*Set problem:* Pictures are not part of the copy; repeat everything else in the records exactly.

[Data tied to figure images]
---------------

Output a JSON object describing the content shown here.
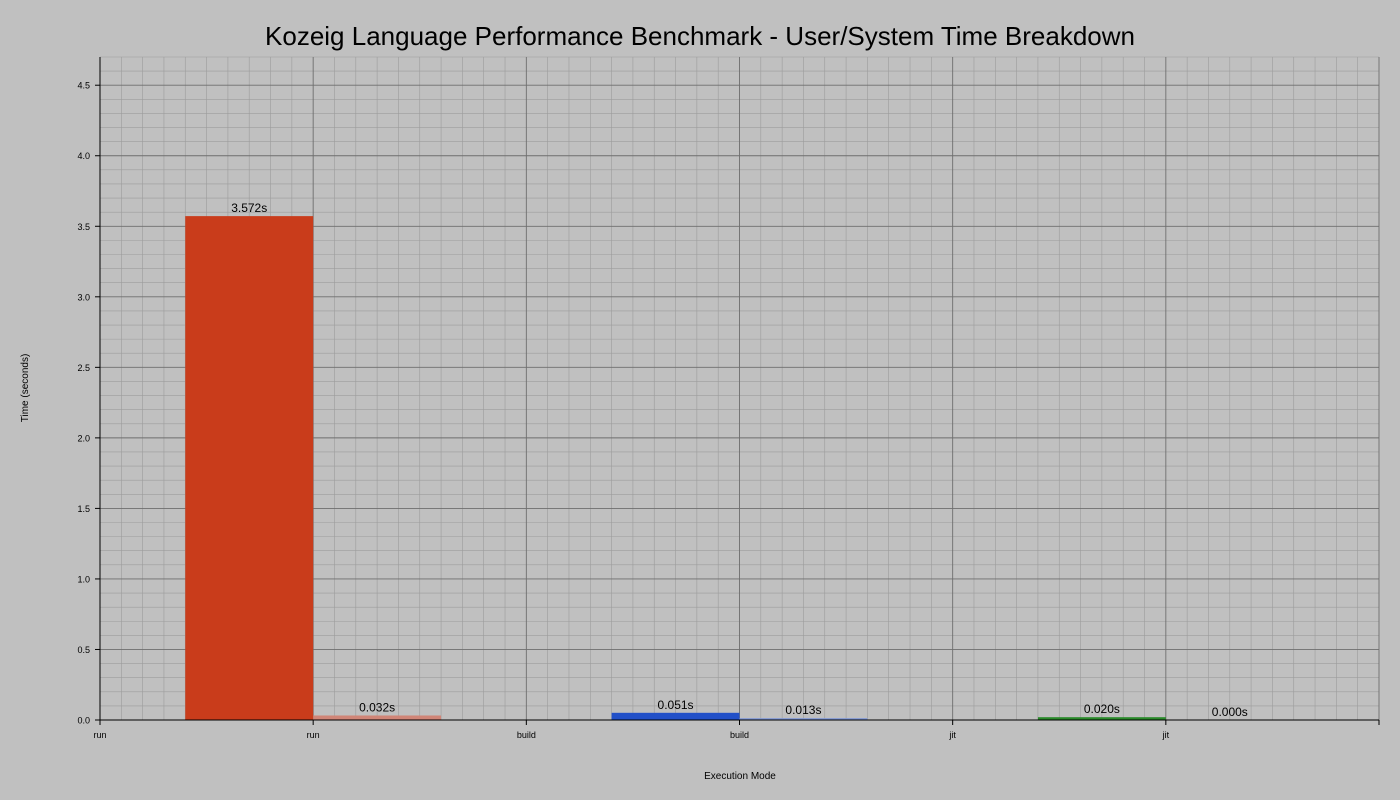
{
  "chart_data": {
    "type": "bar",
    "title": "Kozeig Language Performance Benchmark - User/System Time Breakdown",
    "xlabel": "Execution Mode",
    "ylabel": "Time (seconds)",
    "ylim": [
      0,
      4.7
    ],
    "y_ticks": [
      "0.0",
      "0.5",
      "1.0",
      "1.5",
      "2.0",
      "2.5",
      "3.0",
      "3.5",
      "4.0",
      "4.5"
    ],
    "y_tick_values": [
      0,
      0.5,
      1.0,
      1.5,
      2.0,
      2.5,
      3.0,
      3.5,
      4.0,
      4.5
    ],
    "x_tick_labels": [
      "run",
      "run",
      "build",
      "build",
      "jit",
      "jit"
    ],
    "x_range": [
      0,
      6
    ],
    "grid": true,
    "bars": [
      {
        "category": "run",
        "x_start": 0.4,
        "x_end": 1.0,
        "value": 3.572,
        "label": "3.572s",
        "color": "#c93c1b"
      },
      {
        "category": "run",
        "x_start": 1.0,
        "x_end": 1.6,
        "value": 0.032,
        "label": "0.032s",
        "color": "#d08577"
      },
      {
        "category": "build",
        "x_start": 2.4,
        "x_end": 3.0,
        "value": 0.051,
        "label": "0.051s",
        "color": "#2250c8"
      },
      {
        "category": "build",
        "x_start": 3.0,
        "x_end": 3.6,
        "value": 0.013,
        "label": "0.013s",
        "color": "#7f98d6"
      },
      {
        "category": "jit",
        "x_start": 4.4,
        "x_end": 5.0,
        "value": 0.02,
        "label": "0.020s",
        "color": "#2a8a2a"
      },
      {
        "category": "jit",
        "x_start": 5.0,
        "x_end": 5.6,
        "value": 0.0,
        "label": "0.000s",
        "color": "#7fb27f"
      }
    ]
  }
}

---------------

*Output:*
Output a JSON object describing the content shown here.
{
  "chart_data": {
    "type": "bar",
    "title": "Kozeig Language Performance Benchmark - User/System Time Breakdown",
    "xlabel": "Execution Mode",
    "ylabel": "Time (seconds)",
    "ylim": [
      0,
      4.7
    ],
    "y_ticks": [
      "0.0",
      "0.5",
      "1.0",
      "1.5",
      "2.0",
      "2.5",
      "3.0",
      "3.5",
      "4.0",
      "4.5"
    ],
    "y_tick_values": [
      0,
      0.5,
      1.0,
      1.5,
      2.0,
      2.5,
      3.0,
      3.5,
      4.0,
      4.5
    ],
    "x_tick_labels": [
      "run",
      "run",
      "build",
      "build",
      "jit",
      "jit"
    ],
    "x_range": [
      0,
      6
    ],
    "grid": true,
    "bars": [
      {
        "category": "run",
        "x_start": 0.4,
        "x_end": 1.0,
        "value": 3.572,
        "label": "3.572s",
        "color": "#c93c1b"
      },
      {
        "category": "run",
        "x_start": 1.0,
        "x_end": 1.6,
        "value": 0.032,
        "label": "0.032s",
        "color": "#d08577"
      },
      {
        "category": "build",
        "x_start": 2.4,
        "x_end": 3.0,
        "value": 0.051,
        "label": "0.051s",
        "color": "#2250c8"
      },
      {
        "category": "build",
        "x_start": 3.0,
        "x_end": 3.6,
        "value": 0.013,
        "label": "0.013s",
        "color": "#7f98d6"
      },
      {
        "category": "jit",
        "x_start": 4.4,
        "x_end": 5.0,
        "value": 0.02,
        "label": "0.020s",
        "color": "#2a8a2a"
      },
      {
        "category": "jit",
        "x_start": 5.0,
        "x_end": 5.6,
        "value": 0.0,
        "label": "0.000s",
        "color": "#7fb27f"
      }
    ]
  }
}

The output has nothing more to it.